WHAT TO PRODUCE — Can you print every record below exactly as written?

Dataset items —

****************

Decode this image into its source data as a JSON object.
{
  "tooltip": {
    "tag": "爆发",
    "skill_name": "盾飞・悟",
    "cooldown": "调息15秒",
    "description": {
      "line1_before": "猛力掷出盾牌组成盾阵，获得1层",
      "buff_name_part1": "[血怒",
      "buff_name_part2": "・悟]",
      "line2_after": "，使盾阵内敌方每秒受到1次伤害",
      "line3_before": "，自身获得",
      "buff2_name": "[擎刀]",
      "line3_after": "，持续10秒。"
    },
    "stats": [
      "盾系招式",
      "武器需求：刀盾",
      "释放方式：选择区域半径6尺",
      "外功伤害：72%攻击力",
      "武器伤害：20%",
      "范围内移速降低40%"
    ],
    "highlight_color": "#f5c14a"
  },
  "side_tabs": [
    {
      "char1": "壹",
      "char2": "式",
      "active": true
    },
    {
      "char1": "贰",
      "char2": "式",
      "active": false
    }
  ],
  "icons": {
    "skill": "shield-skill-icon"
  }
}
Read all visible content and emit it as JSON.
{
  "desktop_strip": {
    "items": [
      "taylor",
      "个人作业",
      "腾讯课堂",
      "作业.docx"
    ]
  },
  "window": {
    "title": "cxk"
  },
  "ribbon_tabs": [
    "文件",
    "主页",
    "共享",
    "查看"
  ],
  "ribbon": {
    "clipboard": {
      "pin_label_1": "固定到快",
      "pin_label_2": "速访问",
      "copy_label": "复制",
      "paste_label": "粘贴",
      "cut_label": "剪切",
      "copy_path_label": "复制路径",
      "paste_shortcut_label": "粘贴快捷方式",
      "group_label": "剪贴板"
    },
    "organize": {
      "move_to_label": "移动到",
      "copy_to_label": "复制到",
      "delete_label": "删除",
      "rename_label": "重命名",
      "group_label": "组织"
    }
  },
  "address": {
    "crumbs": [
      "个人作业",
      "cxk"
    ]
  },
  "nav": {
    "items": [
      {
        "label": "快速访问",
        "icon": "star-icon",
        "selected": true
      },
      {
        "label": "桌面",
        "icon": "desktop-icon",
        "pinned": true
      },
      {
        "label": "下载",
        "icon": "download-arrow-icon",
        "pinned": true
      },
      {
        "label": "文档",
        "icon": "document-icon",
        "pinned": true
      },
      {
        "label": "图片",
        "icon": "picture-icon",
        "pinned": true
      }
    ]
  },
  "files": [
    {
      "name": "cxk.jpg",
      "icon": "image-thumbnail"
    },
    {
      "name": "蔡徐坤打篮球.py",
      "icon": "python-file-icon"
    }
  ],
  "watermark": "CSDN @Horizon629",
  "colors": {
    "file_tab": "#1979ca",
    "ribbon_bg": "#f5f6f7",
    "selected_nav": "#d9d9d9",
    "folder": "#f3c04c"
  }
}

****************

EXERCISE OUTPUT —
Decode this image into its source data as a JSON object.
{
  "tooltip": {
    "tag": "爆发",
    "skill_name": "盾飞・悟",
    "cooldown": "调息15秒",
    "description": {
      "line1_before": "猛力掷出盾牌组成盾阵，获得1层",
      "buff_name_part1": "[血怒",
      "buff_name_part2": "・悟]",
      "line2_after": "，使盾阵内敌方每秒受到1次伤害",
      "line3_before": "，自身获得",
      "buff2_name": "[擎刀]",
      "line3_after": "，持续10秒。"
    },
    "stats": [
      "盾系招式",
      "武器需求：刀盾",
      "释放方式：选择区域半径6尺",
      "外功伤害：72%攻击力",
      "武器伤害：20%",
      "范围内移速降低40%"
    ],
    "highlight_color": "#f5c14a"
  },
  "side_tabs": [
    {
      "char1": "壹",
      "char2": "式",
      "active": true
    },
    {
      "char1": "贰",
      "char2": "式",
      "active": false
    }
  ],
  "icons": {
    "skill": "shield-skill-icon"
  }
}
Read all visible content and emit it as JSON.
{
  "desktop_strip": {
    "items": [
      "taylor",
      "个人作业",
      "腾讯课堂",
      "作业.docx"
    ]
  },
  "window": {
    "title": "cxk"
  },
  "ribbon_tabs": [
    "文件",
    "主页",
    "共享",
    "查看"
  ],
  "ribbon": {
    "clipboard": {
      "pin_label_1": "固定到快",
      "pin_label_2": "速访问",
      "copy_label": "复制",
      "paste_label": "粘贴",
      "cut_label": "剪切",
      "copy_path_label": "复制路径",
      "paste_shortcut_label": "粘贴快捷方式",
      "group_label": "剪贴板"
    },
    "organize": {
      "move_to_label": "移动到",
      "copy_to_label": "复制到",
      "delete_label": "删除",
      "rename_label": "重命名",
      "group_label": "组织"
    }
  },
  "address": {
    "crumbs": [
      "个人作业",
      "cxk"
    ]
  },
  "nav": {
    "items": [
      {
        "label": "快速访问",
        "icon": "star-icon",
        "selected": true
      },
      {
        "label": "桌面",
        "icon": "desktop-icon",
        "pinned": true
      },
      {
        "label": "下载",
        "icon": "download-arrow-icon",
        "pinned": true
      },
      {
        "label": "文档",
        "icon": "document-icon",
        "pinned": true
      },
      {
        "label": "图片",
        "icon": "picture-icon",
        "pinned": true
      }
    ]
  },
  "files": [
    {
      "name": "cxk.jpg",
      "icon": "image-thumbnail"
    },
    {
      "name": "蔡徐坤打篮球.py",
      "icon": "python-file-icon"
    }
  ],
  "watermark": "CSDN @Horizon629",
  "colors": {
    "file_tab": "#1979ca",
    "ribbon_bg": "#f5f6f7",
    "selected_nav": "#d9d9d9",
    "folder": "#f3c04c"
  }
}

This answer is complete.